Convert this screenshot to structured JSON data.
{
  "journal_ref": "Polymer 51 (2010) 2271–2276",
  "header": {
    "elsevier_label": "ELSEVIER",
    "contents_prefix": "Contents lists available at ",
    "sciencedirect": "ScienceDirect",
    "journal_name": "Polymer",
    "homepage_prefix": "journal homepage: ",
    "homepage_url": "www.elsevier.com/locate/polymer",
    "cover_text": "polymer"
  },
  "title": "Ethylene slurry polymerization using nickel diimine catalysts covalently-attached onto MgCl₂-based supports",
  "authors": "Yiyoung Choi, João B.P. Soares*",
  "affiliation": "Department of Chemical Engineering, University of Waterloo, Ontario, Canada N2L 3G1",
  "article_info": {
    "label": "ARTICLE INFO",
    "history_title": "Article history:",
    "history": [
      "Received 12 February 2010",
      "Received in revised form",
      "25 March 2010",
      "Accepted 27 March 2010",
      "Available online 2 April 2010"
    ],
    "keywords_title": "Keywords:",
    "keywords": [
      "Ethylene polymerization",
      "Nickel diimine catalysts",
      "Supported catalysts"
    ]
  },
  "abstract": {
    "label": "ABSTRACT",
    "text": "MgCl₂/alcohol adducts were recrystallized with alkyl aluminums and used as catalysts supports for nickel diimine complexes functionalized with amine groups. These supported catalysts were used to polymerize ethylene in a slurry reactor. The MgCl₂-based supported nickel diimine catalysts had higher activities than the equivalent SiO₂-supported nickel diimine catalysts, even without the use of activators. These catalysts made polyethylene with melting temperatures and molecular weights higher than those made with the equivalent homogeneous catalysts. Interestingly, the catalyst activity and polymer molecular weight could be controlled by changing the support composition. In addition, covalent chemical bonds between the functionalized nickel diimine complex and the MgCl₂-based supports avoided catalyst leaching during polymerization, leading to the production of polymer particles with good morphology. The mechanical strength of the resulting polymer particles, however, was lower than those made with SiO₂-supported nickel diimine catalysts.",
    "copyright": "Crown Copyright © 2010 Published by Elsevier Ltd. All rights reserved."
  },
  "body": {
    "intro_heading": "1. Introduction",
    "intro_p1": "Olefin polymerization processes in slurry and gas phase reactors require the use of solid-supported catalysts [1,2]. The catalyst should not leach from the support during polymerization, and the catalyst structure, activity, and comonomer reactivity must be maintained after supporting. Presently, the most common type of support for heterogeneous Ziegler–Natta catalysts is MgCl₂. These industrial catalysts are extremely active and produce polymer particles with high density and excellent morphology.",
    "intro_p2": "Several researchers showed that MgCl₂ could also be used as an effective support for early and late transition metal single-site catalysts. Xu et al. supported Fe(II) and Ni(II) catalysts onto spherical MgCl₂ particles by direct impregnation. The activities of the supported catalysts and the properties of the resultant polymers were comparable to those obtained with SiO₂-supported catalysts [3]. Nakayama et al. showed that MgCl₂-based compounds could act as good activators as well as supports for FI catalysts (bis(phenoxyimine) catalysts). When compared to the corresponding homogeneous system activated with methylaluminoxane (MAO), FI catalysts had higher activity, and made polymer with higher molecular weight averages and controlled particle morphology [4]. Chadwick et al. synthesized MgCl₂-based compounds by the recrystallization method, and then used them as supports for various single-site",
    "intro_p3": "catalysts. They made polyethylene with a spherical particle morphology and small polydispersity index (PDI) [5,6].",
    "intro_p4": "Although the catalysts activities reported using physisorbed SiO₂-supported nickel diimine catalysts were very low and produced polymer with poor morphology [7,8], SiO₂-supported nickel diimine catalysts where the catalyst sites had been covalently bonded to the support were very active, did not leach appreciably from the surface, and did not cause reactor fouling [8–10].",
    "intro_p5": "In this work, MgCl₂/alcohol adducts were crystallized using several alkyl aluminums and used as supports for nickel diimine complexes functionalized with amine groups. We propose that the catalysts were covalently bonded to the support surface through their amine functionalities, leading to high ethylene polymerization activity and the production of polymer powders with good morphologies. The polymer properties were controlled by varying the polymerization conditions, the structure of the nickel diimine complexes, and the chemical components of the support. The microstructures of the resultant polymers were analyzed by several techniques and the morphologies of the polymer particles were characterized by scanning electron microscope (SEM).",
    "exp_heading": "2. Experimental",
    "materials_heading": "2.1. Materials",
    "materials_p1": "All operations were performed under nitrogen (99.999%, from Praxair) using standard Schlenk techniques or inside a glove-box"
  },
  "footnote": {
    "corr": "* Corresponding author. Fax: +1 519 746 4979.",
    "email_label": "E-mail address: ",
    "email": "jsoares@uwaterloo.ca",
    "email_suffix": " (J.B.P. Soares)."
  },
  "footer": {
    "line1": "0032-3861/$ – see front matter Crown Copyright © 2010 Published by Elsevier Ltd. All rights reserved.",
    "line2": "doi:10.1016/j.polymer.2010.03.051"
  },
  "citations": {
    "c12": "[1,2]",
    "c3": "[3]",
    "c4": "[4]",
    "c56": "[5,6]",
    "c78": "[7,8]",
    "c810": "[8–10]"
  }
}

Requirement: Using the listing above, work out how many of its lines include "reserved", and give only the result.

Output for this task: 2